WORK INSTRUCTIONS: For the records that follow, return only the count of lines containing the string "find".
+++++
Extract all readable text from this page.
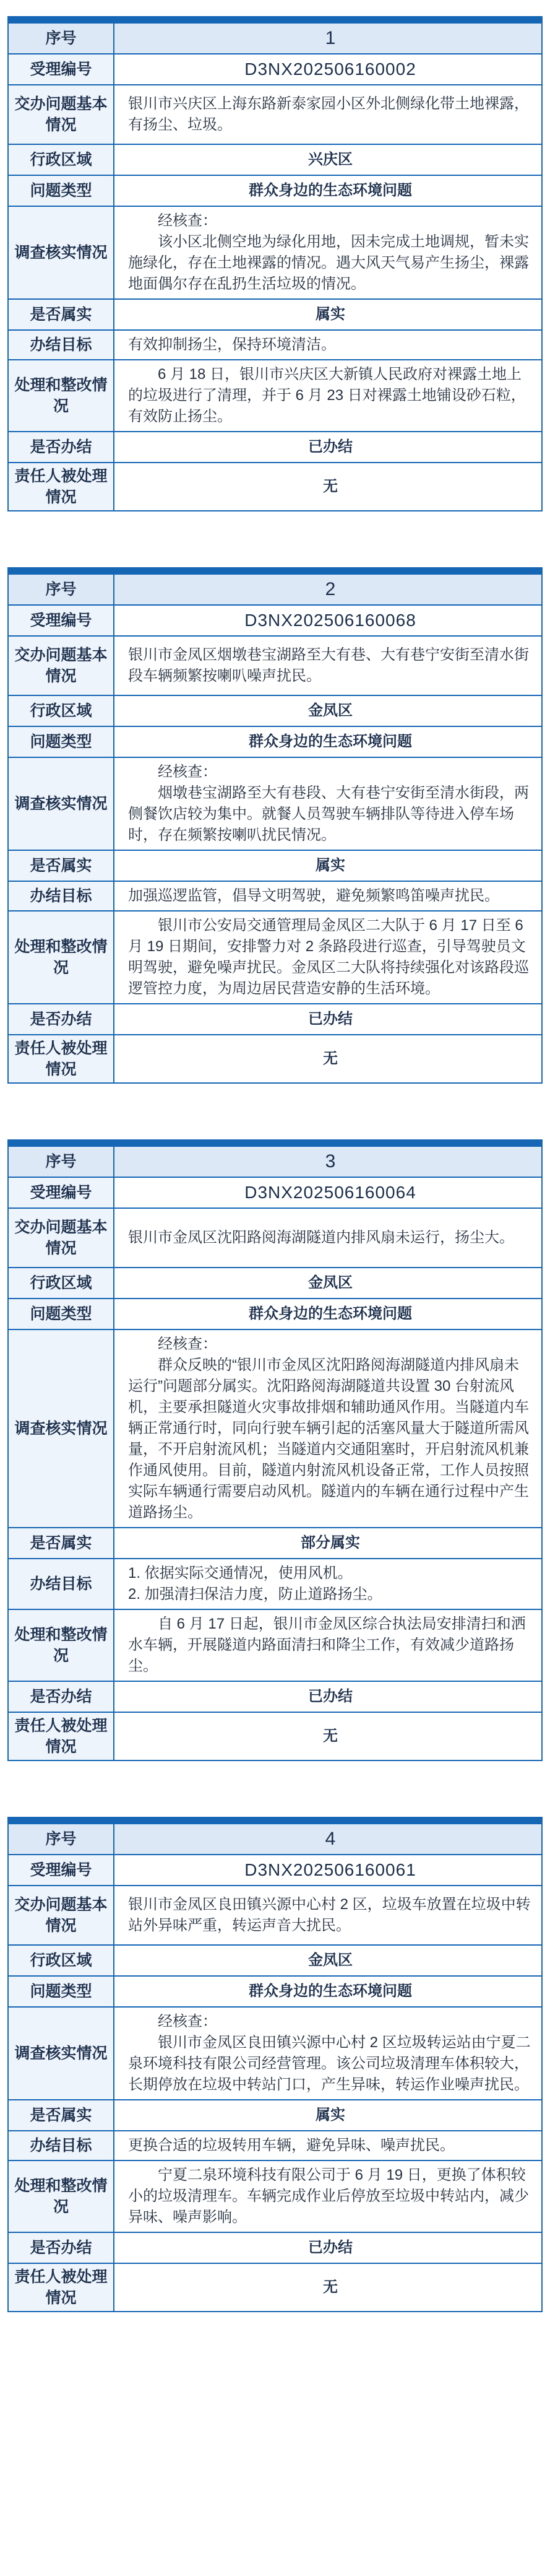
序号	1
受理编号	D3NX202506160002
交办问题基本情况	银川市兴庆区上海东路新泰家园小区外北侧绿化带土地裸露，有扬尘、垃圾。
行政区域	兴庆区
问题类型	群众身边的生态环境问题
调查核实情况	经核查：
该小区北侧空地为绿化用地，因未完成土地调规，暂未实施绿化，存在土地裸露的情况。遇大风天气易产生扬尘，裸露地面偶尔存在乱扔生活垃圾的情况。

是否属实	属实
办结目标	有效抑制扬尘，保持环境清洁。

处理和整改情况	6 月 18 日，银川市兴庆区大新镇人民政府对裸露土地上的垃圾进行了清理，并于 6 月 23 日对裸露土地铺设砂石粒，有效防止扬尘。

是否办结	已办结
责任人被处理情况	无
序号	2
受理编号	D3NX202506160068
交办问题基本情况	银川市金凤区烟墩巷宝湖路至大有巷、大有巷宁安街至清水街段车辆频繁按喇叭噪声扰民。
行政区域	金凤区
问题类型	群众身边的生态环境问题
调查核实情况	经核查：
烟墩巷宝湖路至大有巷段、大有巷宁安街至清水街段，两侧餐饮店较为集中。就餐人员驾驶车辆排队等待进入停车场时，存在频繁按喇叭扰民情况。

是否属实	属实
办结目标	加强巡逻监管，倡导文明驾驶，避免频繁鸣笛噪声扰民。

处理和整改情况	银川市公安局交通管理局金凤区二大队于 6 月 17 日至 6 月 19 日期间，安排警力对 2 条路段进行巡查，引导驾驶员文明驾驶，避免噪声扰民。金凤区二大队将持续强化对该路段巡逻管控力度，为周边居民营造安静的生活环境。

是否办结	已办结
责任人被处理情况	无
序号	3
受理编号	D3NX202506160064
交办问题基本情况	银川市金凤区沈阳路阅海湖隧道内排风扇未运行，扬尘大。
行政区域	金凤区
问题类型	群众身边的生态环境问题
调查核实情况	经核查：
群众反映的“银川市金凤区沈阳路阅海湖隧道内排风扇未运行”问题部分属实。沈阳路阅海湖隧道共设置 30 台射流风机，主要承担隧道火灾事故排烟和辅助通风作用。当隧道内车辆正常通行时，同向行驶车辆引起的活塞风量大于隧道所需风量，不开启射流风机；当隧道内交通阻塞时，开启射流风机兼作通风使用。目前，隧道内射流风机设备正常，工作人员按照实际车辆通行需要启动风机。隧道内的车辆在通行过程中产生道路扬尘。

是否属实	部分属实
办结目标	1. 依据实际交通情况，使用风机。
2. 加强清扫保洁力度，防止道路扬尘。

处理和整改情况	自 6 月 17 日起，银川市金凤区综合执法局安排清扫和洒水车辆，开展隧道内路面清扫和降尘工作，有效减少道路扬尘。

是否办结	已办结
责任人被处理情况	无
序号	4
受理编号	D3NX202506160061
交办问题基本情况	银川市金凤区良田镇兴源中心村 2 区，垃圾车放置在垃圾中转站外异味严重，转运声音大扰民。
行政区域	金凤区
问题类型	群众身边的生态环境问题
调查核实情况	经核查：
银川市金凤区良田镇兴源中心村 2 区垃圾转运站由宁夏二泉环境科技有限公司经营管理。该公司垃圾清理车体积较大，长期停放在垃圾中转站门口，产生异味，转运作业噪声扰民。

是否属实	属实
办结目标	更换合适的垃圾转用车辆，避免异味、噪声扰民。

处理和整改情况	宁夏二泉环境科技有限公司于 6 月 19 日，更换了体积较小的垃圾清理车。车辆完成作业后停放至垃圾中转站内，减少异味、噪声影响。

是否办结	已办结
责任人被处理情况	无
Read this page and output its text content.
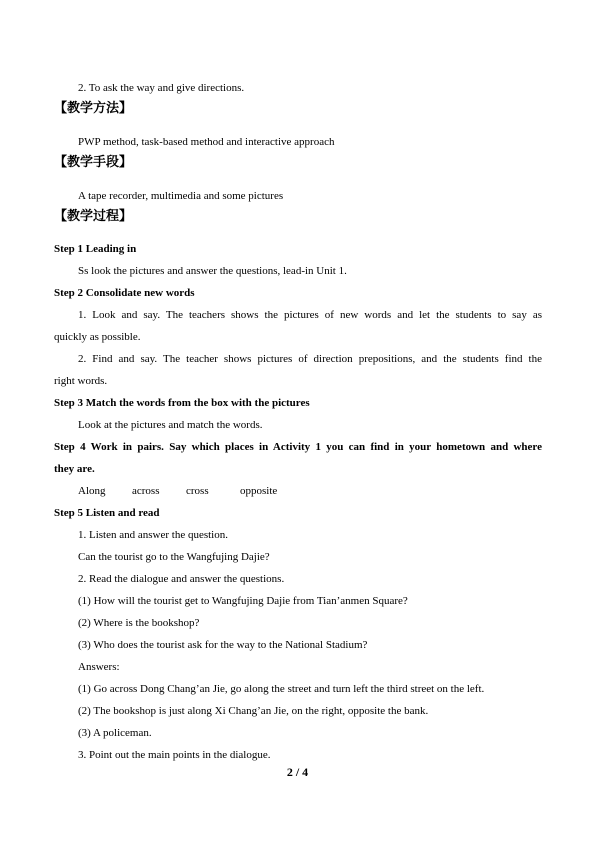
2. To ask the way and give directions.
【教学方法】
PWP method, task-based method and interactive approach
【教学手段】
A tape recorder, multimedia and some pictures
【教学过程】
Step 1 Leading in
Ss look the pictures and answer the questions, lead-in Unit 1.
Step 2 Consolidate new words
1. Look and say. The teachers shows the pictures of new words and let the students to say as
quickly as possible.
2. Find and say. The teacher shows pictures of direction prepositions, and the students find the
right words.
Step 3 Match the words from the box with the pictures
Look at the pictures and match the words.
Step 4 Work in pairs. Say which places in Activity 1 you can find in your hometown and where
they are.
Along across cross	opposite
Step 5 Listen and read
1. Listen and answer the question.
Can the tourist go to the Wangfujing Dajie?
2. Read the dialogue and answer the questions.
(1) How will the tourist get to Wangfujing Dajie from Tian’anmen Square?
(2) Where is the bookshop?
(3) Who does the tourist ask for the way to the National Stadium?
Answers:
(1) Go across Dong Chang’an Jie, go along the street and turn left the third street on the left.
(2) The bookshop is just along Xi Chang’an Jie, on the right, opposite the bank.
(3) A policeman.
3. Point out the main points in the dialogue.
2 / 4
+++++
THE RESULT: 2